Begin Data extract

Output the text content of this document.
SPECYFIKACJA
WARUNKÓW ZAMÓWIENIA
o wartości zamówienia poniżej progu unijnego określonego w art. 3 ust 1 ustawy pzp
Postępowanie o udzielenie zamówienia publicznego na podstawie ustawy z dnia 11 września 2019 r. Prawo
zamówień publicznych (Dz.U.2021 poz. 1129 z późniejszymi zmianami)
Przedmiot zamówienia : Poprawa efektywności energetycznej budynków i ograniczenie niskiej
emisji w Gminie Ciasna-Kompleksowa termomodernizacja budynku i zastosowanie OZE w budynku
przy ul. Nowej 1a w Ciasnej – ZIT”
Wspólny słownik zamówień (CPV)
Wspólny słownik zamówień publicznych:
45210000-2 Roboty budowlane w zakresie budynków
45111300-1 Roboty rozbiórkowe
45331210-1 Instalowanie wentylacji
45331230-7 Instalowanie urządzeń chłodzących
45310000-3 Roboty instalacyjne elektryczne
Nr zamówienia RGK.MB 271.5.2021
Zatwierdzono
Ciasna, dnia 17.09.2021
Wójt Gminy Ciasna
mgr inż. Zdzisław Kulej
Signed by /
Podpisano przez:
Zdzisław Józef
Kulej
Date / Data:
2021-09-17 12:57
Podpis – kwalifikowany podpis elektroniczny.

End Data extract

* Requirements
Repeat all the records. Match each line exactly.

* Response below
Output the text content of this document.
SPECYFIKACJA
WARUNKÓW ZAMÓWIENIA
o wartości zamówienia poniżej progu unijnego określonego w art. 3 ust 1 ustawy pzp
Postępowanie o udzielenie zamówienia publicznego na podstawie ustawy z dnia 11 września 2019 r. Prawo
zamówień publicznych (Dz.U.2021 poz. 1129 z późniejszymi zmianami)
Przedmiot zamówienia : Poprawa efektywności energetycznej budynków i ograniczenie niskiej
emisji w Gminie Ciasna-Kompleksowa termomodernizacja budynku i zastosowanie OZE w budynku
przy ul. Nowej 1a w Ciasnej – ZIT”
Wspólny słownik zamówień (CPV)
Wspólny słownik zamówień publicznych:
45210000-2 Roboty budowlane w zakresie budynków
45111300-1 Roboty rozbiórkowe
45331210-1 Instalowanie wentylacji
45331230-7 Instalowanie urządzeń chłodzących
45310000-3 Roboty instalacyjne elektryczne
Nr zamówienia RGK.MB 271.5.2021
Zatwierdzono
Ciasna, dnia 17.09.2021
Wójt Gminy Ciasna
mgr inż. Zdzisław Kulej
Signed by /
Podpisano przez:
Zdzisław Józef
Kulej
Date / Data:
2021-09-17 12:57
Podpis – kwalifikowany podpis elektroniczny.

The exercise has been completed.